Job: Say how many lines contain the word "chcete" and give no other text.

Input rows:
========

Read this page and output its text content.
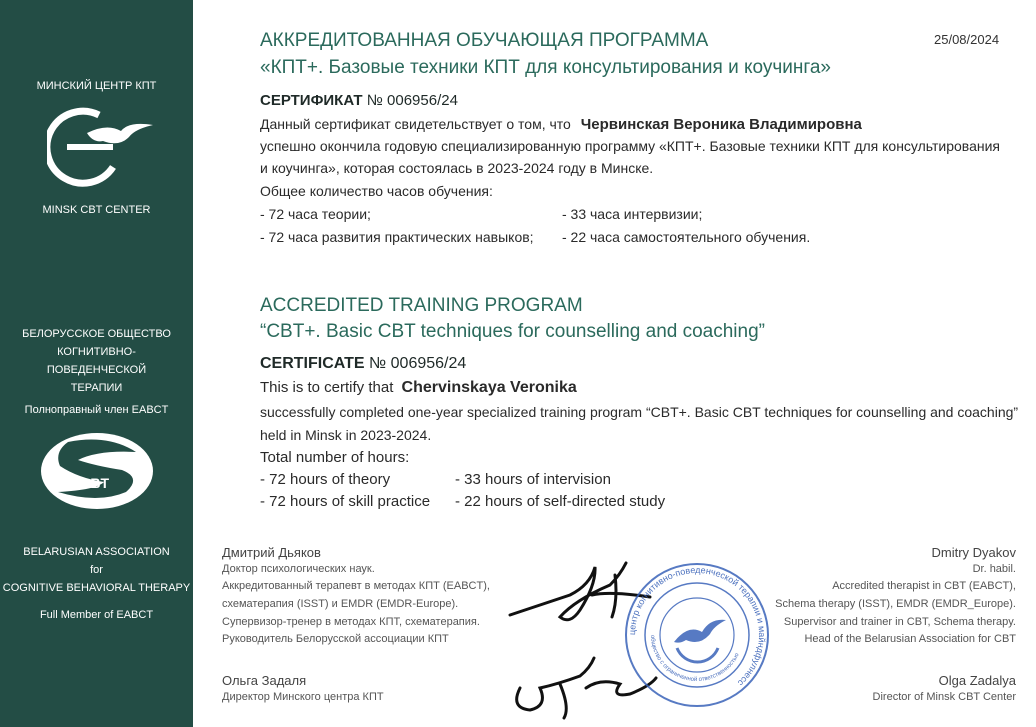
МИНСКИЙ ЦЕНТР КПТ
MINSK CBT CENTER
БЕЛОРУССКОЕ ОБЩЕСТВО
КОГНИТИВНО-
ПОВЕДЕНЧЕСКОЙ
ТЕРАПИИ
Полноправный член EABCT
BACBT
BELARUSIAN ASSOCIATION
for
COGNITIVE BEHAVIORAL THERAPY
Full Member of EABCT
АККРЕДИТОВАННАЯ ОБУЧАЮЩАЯ ПРОГРАММА
«КПТ+. Базовые техники КПТ для консультирования и коучинга»
25/08/2024
СЕРТИФИКАТ № 006956/24
Данный сертификат свидетельствует о том, что Червинская Вероника Владимировна
успешно окончила годовую специализированную программу «КПТ+. Базовые техники КПТ для консультирования
и коучинга», которая состоялась в 2023-2024 году в Минске.
Общее количество часов обучения:
- 72 часа теории;
- 72 часа развития практических навыков;
- 33 часа интервизии;
- 22 часа самостоятельного обучения.
ACCREDITED TRAINING PROGRAM
“CBT+. Basic CBT techniques for counselling and coaching”
CERTIFICATE № 006956/24
This is to certify that Chervinskaya Veronika
successfully completed one-year specialized training program “CBT+. Basic CBT techniques for counselling and coaching”
held in Minsk in 2023-2024.
Total number of hours:
- 72 hours of theory
- 72 hours of skill practice
- 33 hours of intervision
- 22 hours of self-directed study
Дмитрий Дьяков
Доктор психологических наук.
Аккредитованный терапевт в методах КПТ (EABCT),
схематерапия (ISST) и EMDR (EMDR-Europe).
Супервизор-тренер в методах КПТ, схематерапия.
Руководитель Белорусской ассоциации КПТ
Ольга Задаля
Директор Минского центра КПТ
Dmitry Dyakov
Dr. habil.
Accredited therapist in CBT (EABCT),
Schema therapy (ISST), EMDR (EMDR_Europe).
Supervisor and trainer in CBT, Schema therapy.
Head of the Belarusian Association for CBT
Olga Zadalya
Director of Minsk CBT Center
центр когнитивно-поведенческой терапии и майндфулнесс
общество с ограниченной ответственностью
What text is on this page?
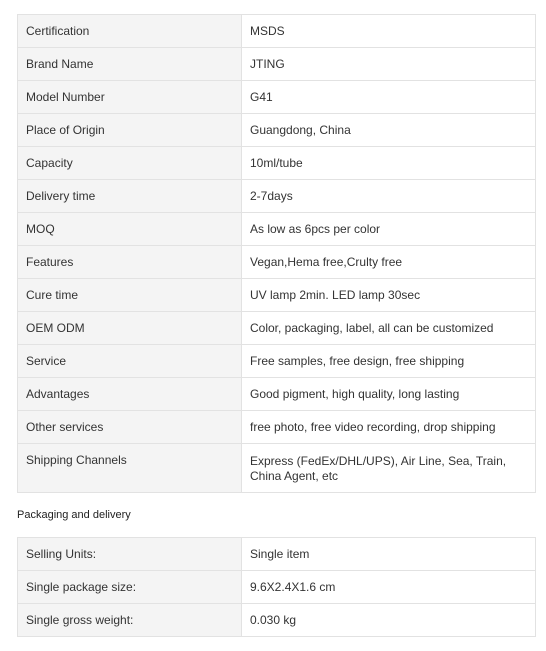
Certification	MSDS
Brand Name	JTING
Model Number	G41
Place of Origin	Guangdong, China
Capacity	10ml/tube
Delivery time	2-7days
MOQ	As low as 6pcs per color
Features	Vegan,Hema free,Crulty free
Cure time	UV lamp 2min. LED lamp 30sec
OEM ODM	Color, packaging, label, all can be customized
Service	Free samples, free design, free shipping
Advantages	Good pigment, high quality, long lasting
Other services	free photo, free video recording, drop shipping
Shipping Channels	Express (FedEx/DHL/UPS), Air Line, Sea, Train, China Agent, etc
Packaging and delivery
Selling Units:	Single item
Single package size:	9.6X2.4X1.6 cm
Single gross weight:	0.030 kg
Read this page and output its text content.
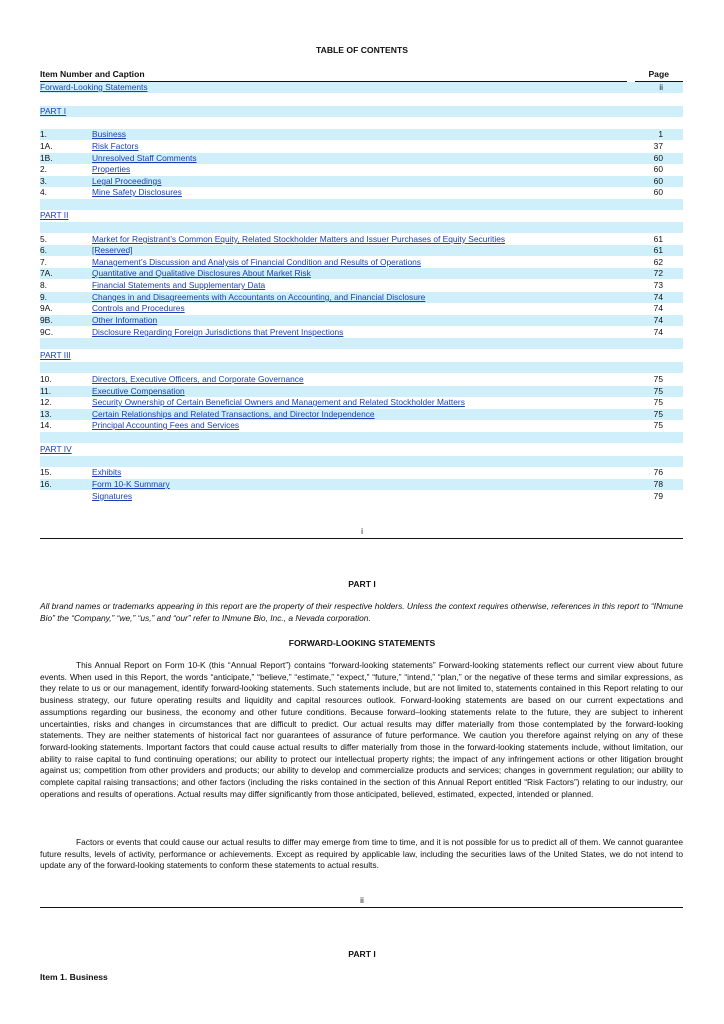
TABLE OF CONTENTS
Item Number and Caption	Page
Forward-Looking Statements	ii
PART I
1.	Business	1
1A.	Risk Factors	37
1B.	Unresolved Staff Comments	60
2.	Properties	60
3.	Legal Proceedings	60
4.	Mine Safety Disclosures	60
PART II
5.	Market for Registrant’s Common Equity, Related Stockholder Matters and Issuer Purchases of Equity Securities	61
6.	[Reserved]	61
7.	Management’s Discussion and Analysis of Financial Condition and Results of Operations	62
7A.	Quantitative and Qualitative Disclosures About Market Risk	72
8.	Financial Statements and Supplementary Data	73
9.	Changes in and Disagreements with Accountants on Accounting, and Financial Disclosure	74
9A.	Controls and Procedures	74
9B.	Other Information	74
9C.	Disclosure Regarding Foreign Jurisdictions that Prevent Inspections	74
PART III
10.	Directors, Executive Officers, and Corporate Governance	75
11.	Executive Compensation	75
12.	Security Ownership of Certain Beneficial Owners and Management and Related Stockholder Matters	75
13.	Certain Relationships and Related Transactions, and Director Independence	75
14.	Principal Accounting Fees and Services	75
PART IV
15.	Exhibits	76
16.	Form 10-K Summary	78
Signatures	79
i
PART I
All brand names or trademarks appearing in this report are the property of their respective holders. Unless the context requires otherwise, references in this report to “INmune Bio” the “Company,” “we,” “us,” and “our” refer to INmune Bio, Inc., a Nevada corporation.
FORWARD-LOOKING STATEMENTS
This Annual Report on Form 10-K (this “Annual Report”) contains “forward-looking statements” Forward-looking statements reflect our current view about future events. When used in this Report, the words “anticipate,” “believe,” “estimate,” “expect,” “future,” “intend,” “plan,” or the negative of these terms and similar expressions, as they relate to us or our management, identify forward-looking statements. Such statements include, but are not limited to, statements contained in this Report relating to our business strategy, our future operating results and liquidity and capital resources outlook. Forward-looking statements are based on our current expectations and assumptions regarding our business, the economy and other future conditions. Because forward–looking statements relate to the future, they are subject to inherent uncertainties, risks and changes in circumstances that are difficult to predict. Our actual results may differ materially from those contemplated by the forward-looking statements. They are neither statements of historical fact nor guarantees of assurance of future performance. We caution you therefore against relying on any of these forward-looking statements. Important factors that could cause actual results to differ materially from those in the forward-looking statements include, without limitation, our ability to raise capital to fund continuing operations; our ability to protect our intellectual property rights; the impact of any infringement actions or other litigation brought against us; competition from other providers and products; our ability to develop and commercialize products and services; changes in government regulation; our ability to complete capital raising transactions; and other factors (including the risks contained in the section of this Annual Report entitled “Risk Factors”) relating to our industry, our operations and results of operations. Actual results may differ significantly from those anticipated, believed, estimated, expected, intended or planned.
Factors or events that could cause our actual results to differ may emerge from time to time, and it is not possible for us to predict all of them. We cannot guarantee future results, levels of activity, performance or achievements. Except as required by applicable law, including the securities laws of the United States, we do not intend to update any of the forward-looking statements to conform these statements to actual results.
ii
PART I
Item 1. Business
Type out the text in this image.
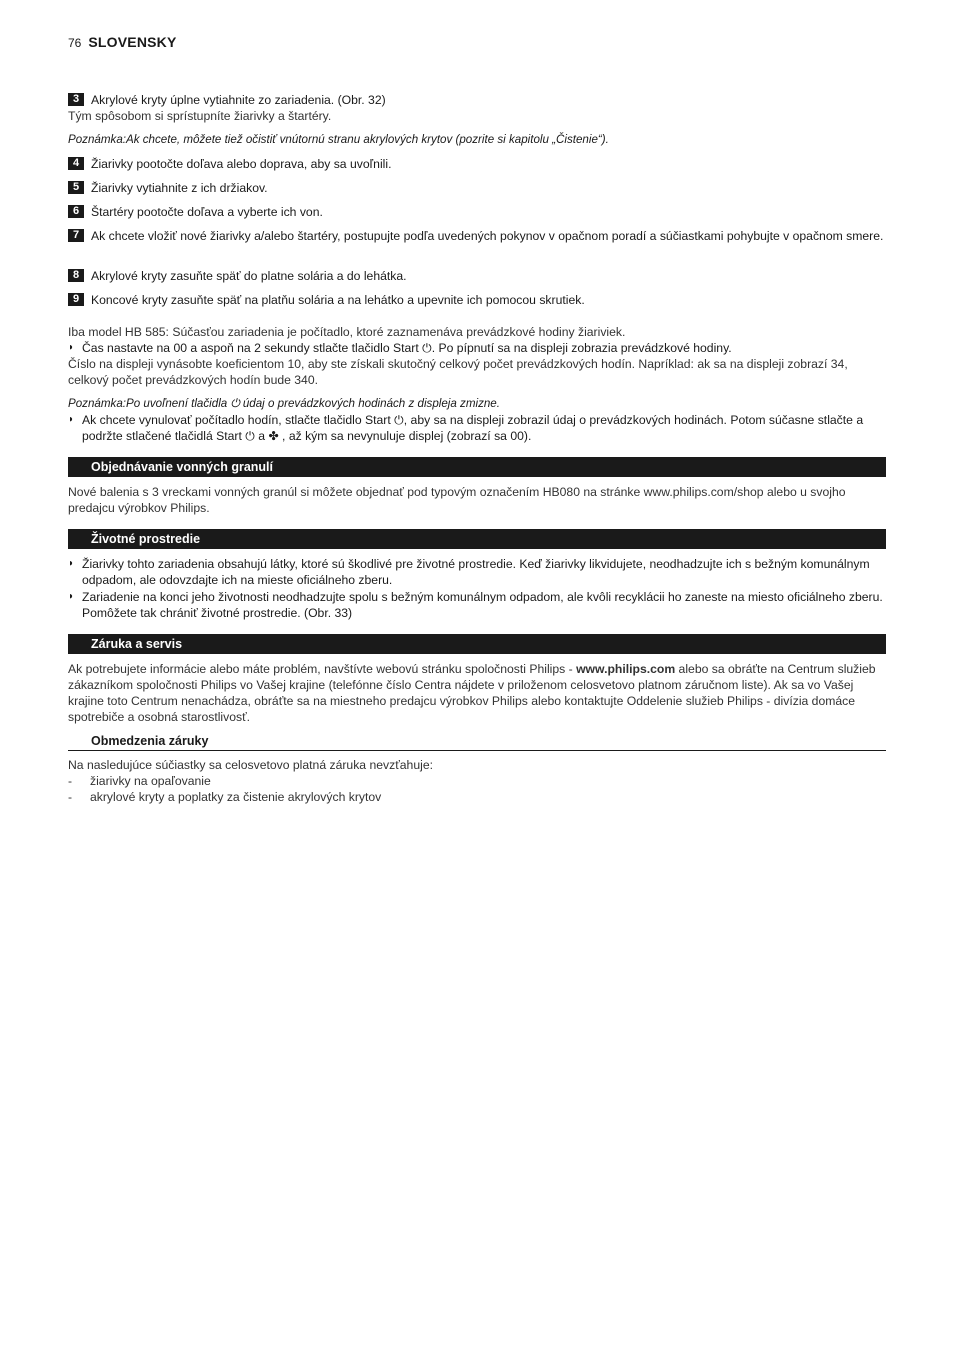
76 SLOVENSKY
3 Akrylové kryty úplne vytiahnite zo zariadenia. (Obr. 32)
Tým spôsobom si sprístupníte žiarivky a štartéry.
Poznámka:Ak chcete, môžete tiež očistiť vnútornú stranu akrylových krytov (pozrite si kapitolu „Čistenie“).
4 Žiarivky pootočte doľava alebo doprava, aby sa uvoľnili.
5 Žiarivky vytiahnite z ich držiakov.
6 Štartéry pootočte doľava a vyberte ich von.
7 Ak chcete vložiť nové žiarivky a/alebo štartéry, postupujte podľa uvedených pokynov v opačnom poradí a súčiastkami pohybujte v opačnom smere.
8 Akrylové kryty zasuňte späť do platne solária a do lehátka.
9 Koncové kryty zasuňte späť na platňu solária a na lehátko a upevnite ich pomocou skrutiek.
Iba model HB 585: Súčasťou zariadenia je počítadlo, ktoré zaznamenáva prevádzkové hodiny žiariviek.
◗ Čas nastavte na 00 a aspoň na 2 sekundy stlačte tlačidlo Start ⏻. Po pípnutí sa na displeji zobrazia prevádzkové hodiny.
Číslo na displeji vynásobte koeficientom 10, aby ste získali skutočný celkový počet prevádzkových hodín. Napríklad: ak sa na displeji zobrazí 34, celkový počet prevádzkových hodín bude 340.
Poznámka:Po uvoľnení tlačidla ⏻ údaj o prevádzkových hodinách z displeja zmizne.
◗ Ak chcete vynulovať počítadlo hodín, stlačte tlačidlo Start ⏻, aby sa na displeji zobrazil údaj o prevádzkových hodinách. Potom súčasne stlačte a podržte stlačené tlačidlá Start ⏻ a ✤ , až kým sa nevynuluje displej (zobrazí sa 00).
Objednávanie vonných granulí
Nové balenia s 3 vreckami vonných granúl si môžete objednať pod typovým označením HB080 na stránke www.philips.com/shop alebo u svojho predajcu výrobkov Philips.
Životné prostredie
◗ Žiarivky tohto zariadenia obsahujú látky, ktoré sú škodlivé pre životné prostredie. Keď žiarivky likvidujete, neodhadzujte ich s bežným komunálnym odpadom, ale odovzdajte ich na mieste oficiálneho zberu.
◗ Zariadenie na konci jeho životnosti neodhadzujte spolu s bežným komunálnym odpadom, ale kvôli recyklácii ho zaneste na miesto oficiálneho zberu. Pomôžete tak chrániť životné prostredie. (Obr. 33)
Záruka a servis
Ak potrebujete informácie alebo máte problém, navštívte webovú stránku spoločnosti Philips - www.philips.com alebo sa obráťte na Centrum služieb zákazníkom spoločnosti Philips vo Vašej krajine (telefónne číslo Centra nájdete v priloženom celosvetovo platnom záručnom liste). Ak sa vo Vašej krajine toto Centrum nenachádza, obráťte sa na miestneho predajcu výrobkov Philips alebo kontaktujte Oddelenie služieb Philips - divízia domáce spotrebiče a osobná starostlivosť.
Obmedzenia záruky
Na nasledujúce súčiastky sa celosvetovo platná záruka nevzťahuje:
- žiarivky na opaľovanie
- akrylové kryty a poplatky za čistenie akrylových krytov
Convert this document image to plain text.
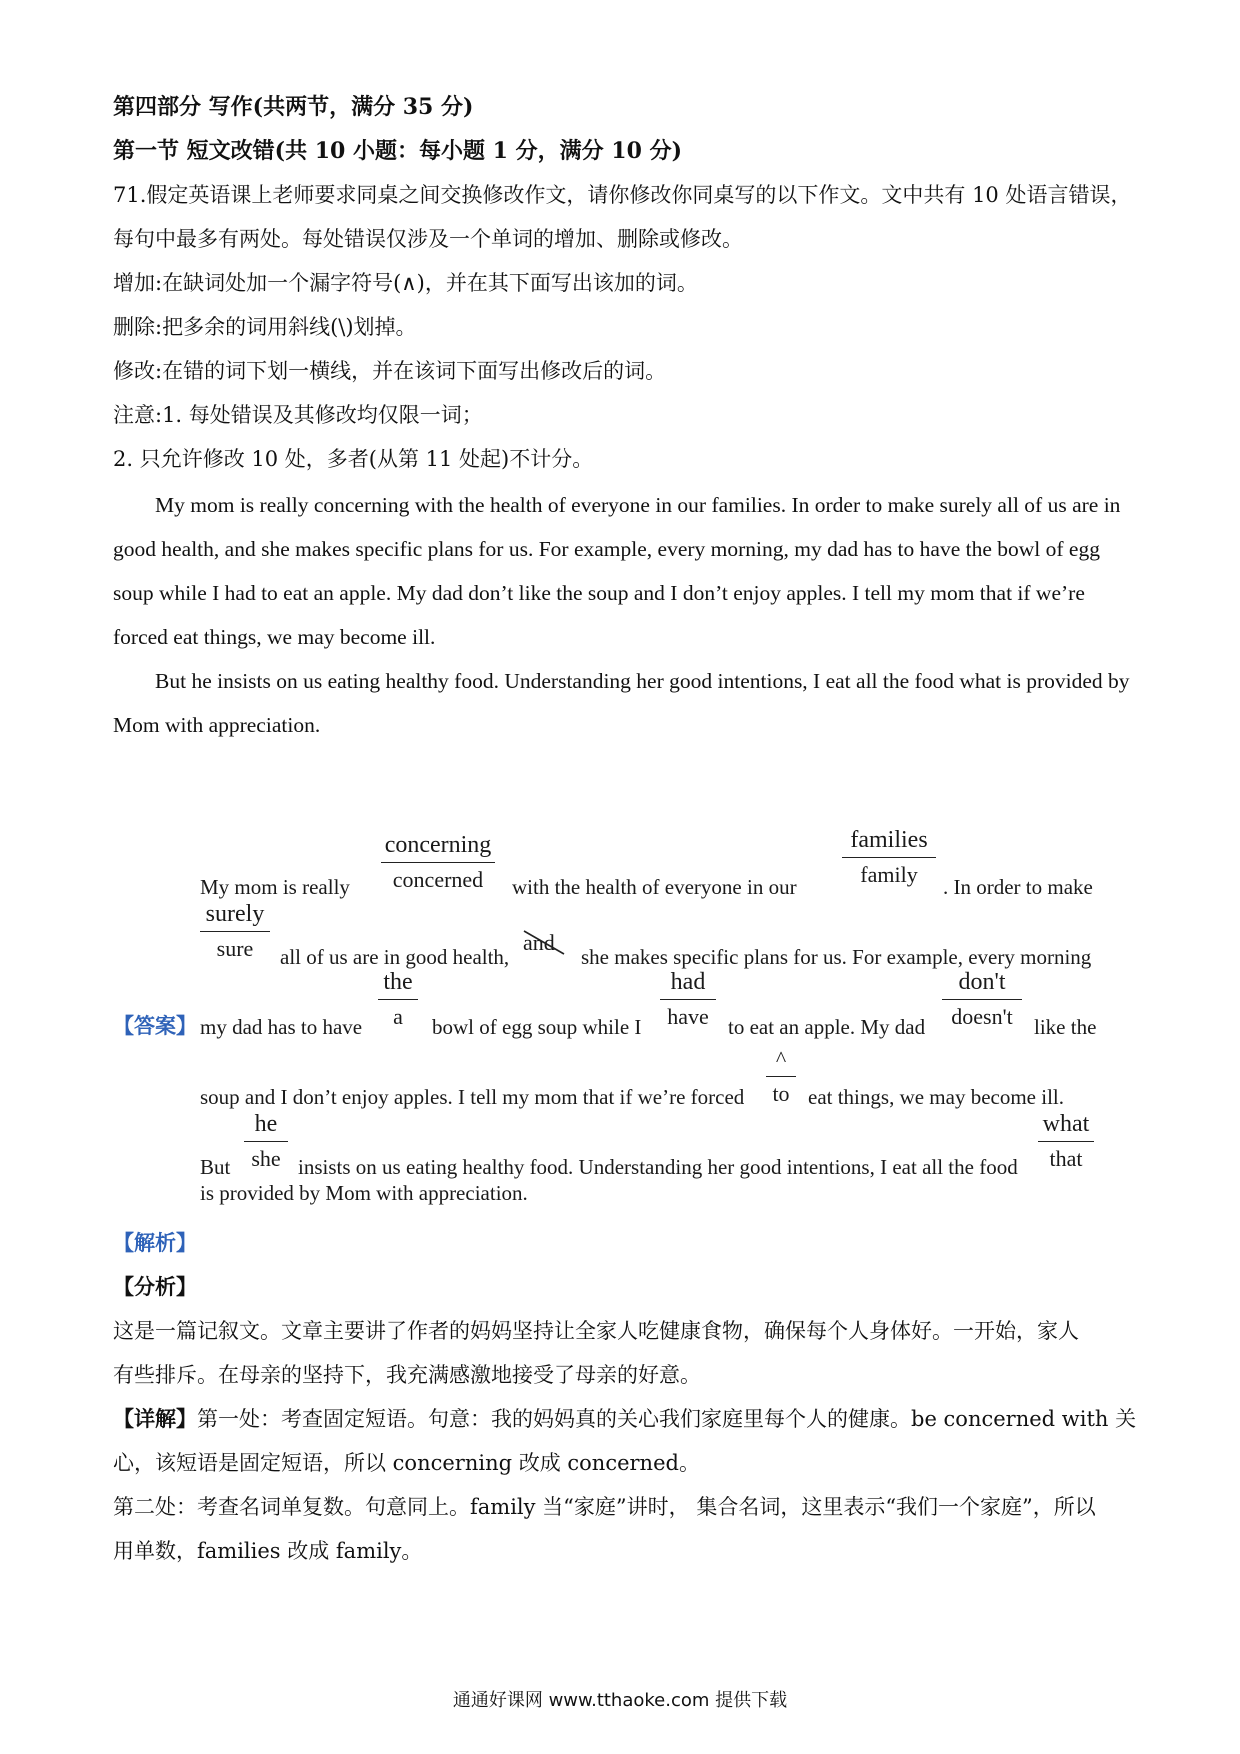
第四部分 写作(共两节，满分 35 分)
第一节 短文改错(共 10 小题：每小题 1 分，满分 10 分)
71.假定英语课上老师要求同桌之间交换修改作文，请你修改你同桌写的以下作文。文中共有 10 处语言错误，
每句中最多有两处。每处错误仅涉及一个单词的增加、删除或修改。
增加:在缺词处加一个漏字符号(∧)，并在其下面写出该加的词。
删除:把多余的词用斜线(\)划掉。
修改:在错的词下划一横线，并在该词下面写出修改后的词。
注意:1. 每处错误及其修改均仅限一词；
2. 只允许修改 10 处，多者(从第 11 处起)不计分。
My mom is really concerning with the health of everyone in our families. In order to make surely all of us are in
good health, and she makes specific plans for us. For example, every morning, my dad has to have the bowl of egg
soup while I had to eat an apple. My dad don’t like the soup and I don’t enjoy apples. I tell my mom that if we’re
forced eat things, we may become ill.
But he insists on us eating healthy food. Understanding her good intentions, I eat all the food what is provided by
Mom with appreciation.
【答案】
My mom is really
concerning
concerned	with the health of everyone in our
families
family	. In order to make
surely
sure	all of us are in good health,
and
she makes specific plans for us. For example, every morning
my dad has to have
the
a	bowl of egg soup while I
had
have to eat an apple. My dad
don't
doesn't	like the
soup and I don’t enjoy apples. I tell my mom that if we’re forced
^
to eat things, we may become ill.
But
he
she insists on us eating healthy food. Understanding her good intentions, I eat all the food
what
that
is provided by Mom with appreciation.
【解析】
【分析】
这是一篇记叙文。文章主要讲了作者的妈妈坚持让全家人吃健康食物，确保每个人身体好。一开始，家人
有些排斥。在母亲的坚持下，我充满感激地接受了母亲的好意。
【详解】第一处：考查固定短语。句意：我的妈妈真的关心我们家庭里每个人的健康。be concerned with 关
心，该短语是固定短语，所以 concerning 改成 concerned。
第二处：考查名词单复数。句意同上。family 当“家庭”讲时， 集合名词，这里表示“我们一个家庭”，所以
用单数，families 改成 family。
通通好课网 www.tthaoke.com 提供下载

========

Output: 3